§ **Task goal**
Give back all the data exactly, line by line.

+===+

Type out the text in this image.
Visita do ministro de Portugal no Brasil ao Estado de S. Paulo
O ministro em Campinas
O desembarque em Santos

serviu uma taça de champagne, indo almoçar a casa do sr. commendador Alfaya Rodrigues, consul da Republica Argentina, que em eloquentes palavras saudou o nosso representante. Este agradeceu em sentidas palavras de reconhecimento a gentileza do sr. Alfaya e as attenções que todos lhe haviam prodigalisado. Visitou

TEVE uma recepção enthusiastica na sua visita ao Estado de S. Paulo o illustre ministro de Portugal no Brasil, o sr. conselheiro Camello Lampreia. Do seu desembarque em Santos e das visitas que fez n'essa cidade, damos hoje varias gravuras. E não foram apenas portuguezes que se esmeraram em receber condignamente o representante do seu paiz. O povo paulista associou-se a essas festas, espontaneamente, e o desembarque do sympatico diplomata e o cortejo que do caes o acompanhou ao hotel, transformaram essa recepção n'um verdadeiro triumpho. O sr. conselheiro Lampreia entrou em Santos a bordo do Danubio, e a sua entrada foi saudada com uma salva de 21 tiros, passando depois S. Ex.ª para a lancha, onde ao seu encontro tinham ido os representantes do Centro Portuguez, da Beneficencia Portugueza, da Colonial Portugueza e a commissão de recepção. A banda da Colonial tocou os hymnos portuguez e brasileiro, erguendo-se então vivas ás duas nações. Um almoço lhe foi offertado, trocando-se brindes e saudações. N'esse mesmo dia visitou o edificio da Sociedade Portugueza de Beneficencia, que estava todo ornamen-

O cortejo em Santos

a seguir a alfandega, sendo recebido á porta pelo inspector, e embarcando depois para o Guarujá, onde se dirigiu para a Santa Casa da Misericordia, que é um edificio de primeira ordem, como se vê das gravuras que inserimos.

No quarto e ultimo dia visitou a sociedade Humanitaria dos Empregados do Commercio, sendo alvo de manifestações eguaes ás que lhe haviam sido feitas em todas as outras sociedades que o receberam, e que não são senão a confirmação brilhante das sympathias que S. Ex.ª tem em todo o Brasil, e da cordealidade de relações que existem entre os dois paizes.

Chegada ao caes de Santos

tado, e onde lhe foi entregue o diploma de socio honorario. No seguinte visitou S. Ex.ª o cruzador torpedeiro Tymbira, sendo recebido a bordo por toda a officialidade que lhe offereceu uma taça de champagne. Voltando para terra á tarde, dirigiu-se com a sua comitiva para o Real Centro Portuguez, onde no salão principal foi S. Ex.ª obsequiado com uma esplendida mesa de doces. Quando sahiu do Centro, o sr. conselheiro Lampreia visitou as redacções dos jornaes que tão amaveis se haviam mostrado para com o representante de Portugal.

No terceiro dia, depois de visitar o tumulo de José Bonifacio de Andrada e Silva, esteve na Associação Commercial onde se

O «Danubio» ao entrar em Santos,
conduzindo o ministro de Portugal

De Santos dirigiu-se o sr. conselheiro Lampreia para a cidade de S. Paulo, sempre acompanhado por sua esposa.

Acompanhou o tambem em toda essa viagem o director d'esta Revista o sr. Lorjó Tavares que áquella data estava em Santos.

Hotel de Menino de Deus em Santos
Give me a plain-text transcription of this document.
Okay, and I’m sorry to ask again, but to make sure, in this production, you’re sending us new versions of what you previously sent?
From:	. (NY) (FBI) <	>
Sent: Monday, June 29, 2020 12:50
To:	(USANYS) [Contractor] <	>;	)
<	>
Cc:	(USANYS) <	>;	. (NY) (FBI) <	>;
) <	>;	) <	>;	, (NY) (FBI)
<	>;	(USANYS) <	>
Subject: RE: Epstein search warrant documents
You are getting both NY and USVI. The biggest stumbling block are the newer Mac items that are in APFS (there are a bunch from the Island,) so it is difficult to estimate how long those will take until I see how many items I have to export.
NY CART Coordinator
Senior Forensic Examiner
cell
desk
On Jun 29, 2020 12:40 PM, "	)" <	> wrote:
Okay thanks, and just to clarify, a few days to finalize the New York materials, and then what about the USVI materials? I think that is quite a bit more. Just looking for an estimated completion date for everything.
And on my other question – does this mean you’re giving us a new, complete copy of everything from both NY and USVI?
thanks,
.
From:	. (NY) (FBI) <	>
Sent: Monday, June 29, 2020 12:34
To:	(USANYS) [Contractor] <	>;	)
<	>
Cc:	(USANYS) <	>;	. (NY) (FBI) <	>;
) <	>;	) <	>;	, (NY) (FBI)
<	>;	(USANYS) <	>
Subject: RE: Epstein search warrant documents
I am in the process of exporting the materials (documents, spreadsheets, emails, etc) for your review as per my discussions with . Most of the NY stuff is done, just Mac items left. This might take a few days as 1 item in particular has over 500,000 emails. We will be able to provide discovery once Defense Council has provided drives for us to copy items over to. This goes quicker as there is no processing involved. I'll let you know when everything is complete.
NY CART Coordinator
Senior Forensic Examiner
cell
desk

+===+

§ **Task response**
Type out the text in this image.
Visita do ministro de Portugal no Brasil ao Estado de S. Paulo
O ministro em Campinas
O desembarque em Santos

serviu uma taça de champagne, indo almoçar a casa do sr. commendador Alfaya Rodrigues, consul da Republica Argentina, que em eloquentes palavras saudou o nosso representante. Este agradeceu em sentidas palavras de reconhecimento a gentileza do sr. Alfaya e as attenções que todos lhe haviam prodigalisado. Visitou

TEVE uma recepção enthusiastica na sua visita ao Estado de S. Paulo o illustre ministro de Portugal no Brasil, o sr. conselheiro Camello Lampreia. Do seu desembarque em Santos e das visitas que fez n'essa cidade, damos hoje varias gravuras. E não foram apenas portuguezes que se esmeraram em receber condignamente o representante do seu paiz. O povo paulista associou-se a essas festas, espontaneamente, e o desembarque do sympatico diplomata e o cortejo que do caes o acompanhou ao hotel, transformaram essa recepção n'um verdadeiro triumpho. O sr. conselheiro Lampreia entrou em Santos a bordo do Danubio, e a sua entrada foi saudada com uma salva de 21 tiros, passando depois S. Ex.ª para a lancha, onde ao seu encontro tinham ido os representantes do Centro Portuguez, da Beneficencia Portugueza, da Colonial Portugueza e a commissão de recepção. A banda da Colonial tocou os hymnos portuguez e brasileiro, erguendo-se então vivas ás duas nações. Um almoço lhe foi offertado, trocando-se brindes e saudações. N'esse mesmo dia visitou o edificio da Sociedade Portugueza de Beneficencia, que estava todo ornamen-

O cortejo em Santos

a seguir a alfandega, sendo recebido á porta pelo inspector, e embarcando depois para o Guarujá, onde se dirigiu para a Santa Casa da Misericordia, que é um edificio de primeira ordem, como se vê das gravuras que inserimos.

No quarto e ultimo dia visitou a sociedade Humanitaria dos Empregados do Commercio, sendo alvo de manifestações eguaes ás que lhe haviam sido feitas em todas as outras sociedades que o receberam, e que não são senão a confirmação brilhante das sympathias que S. Ex.ª tem em todo o Brasil, e da cordealidade de relações que existem entre os dois paizes.

Chegada ao caes de Santos

tado, e onde lhe foi entregue o diploma de socio honorario. No seguinte visitou S. Ex.ª o cruzador torpedeiro Tymbira, sendo recebido a bordo por toda a officialidade que lhe offereceu uma taça de champagne. Voltando para terra á tarde, dirigiu-se com a sua comitiva para o Real Centro Portuguez, onde no salão principal foi S. Ex.ª obsequiado com uma esplendida mesa de doces. Quando sahiu do Centro, o sr. conselheiro Lampreia visitou as redacções dos jornaes que tão amaveis se haviam mostrado para com o representante de Portugal.

No terceiro dia, depois de visitar o tumulo de José Bonifacio de Andrada e Silva, esteve na Associação Commercial onde se

O «Danubio» ao entrar em Santos,
conduzindo o ministro de Portugal

De Santos dirigiu-se o sr. conselheiro Lampreia para a cidade de S. Paulo, sempre acompanhado por sua esposa.

Acompanhou o tambem em toda essa viagem o director d'esta Revista o sr. Lorjó Tavares que áquella data estava em Santos.

Hotel de Menino de Deus em Santos
Give me a plain-text transcription of this document.
Okay, and I’m sorry to ask again, but to make sure, in this production, you’re sending us new versions of what you previously sent?
From:	. (NY) (FBI) <	>
Sent: Monday, June 29, 2020 12:50
To:	(USANYS) [Contractor] <	>;	)
<	>
Cc:	(USANYS) <	>;	. (NY) (FBI) <	>;
) <	>;	) <	>;	, (NY) (FBI)
<	>;	(USANYS) <	>
Subject: RE: Epstein search warrant documents
You are getting both NY and USVI. The biggest stumbling block are the newer Mac items that are in APFS (there are a bunch from the Island,) so it is difficult to estimate how long those will take until I see how many items I have to export.
NY CART Coordinator
Senior Forensic Examiner
cell
desk
On Jun 29, 2020 12:40 PM, "	)" <	> wrote:
Okay thanks, and just to clarify, a few days to finalize the New York materials, and then what about the USVI materials? I think that is quite a bit more. Just looking for an estimated completion date for everything.
And on my other question – does this mean you’re giving us a new, complete copy of everything from both NY and USVI?
thanks,
.
From:	. (NY) (FBI) <	>
Sent: Monday, June 29, 2020 12:34
To:	(USANYS) [Contractor] <	>;	)
<	>
Cc:	(USANYS) <	>;	. (NY) (FBI) <	>;
) <	>;	) <	>;	, (NY) (FBI)
<	>;	(USANYS) <	>
Subject: RE: Epstein search warrant documents
I am in the process of exporting the materials (documents, spreadsheets, emails, etc) for your review as per my discussions with . Most of the NY stuff is done, just Mac items left. This might take a few days as 1 item in particular has over 500,000 emails. We will be able to provide discovery once Defense Council has provided drives for us to copy items over to. This goes quicker as there is no processing involved. I'll let you know when everything is complete.
NY CART Coordinator
Senior Forensic Examiner
cell
desk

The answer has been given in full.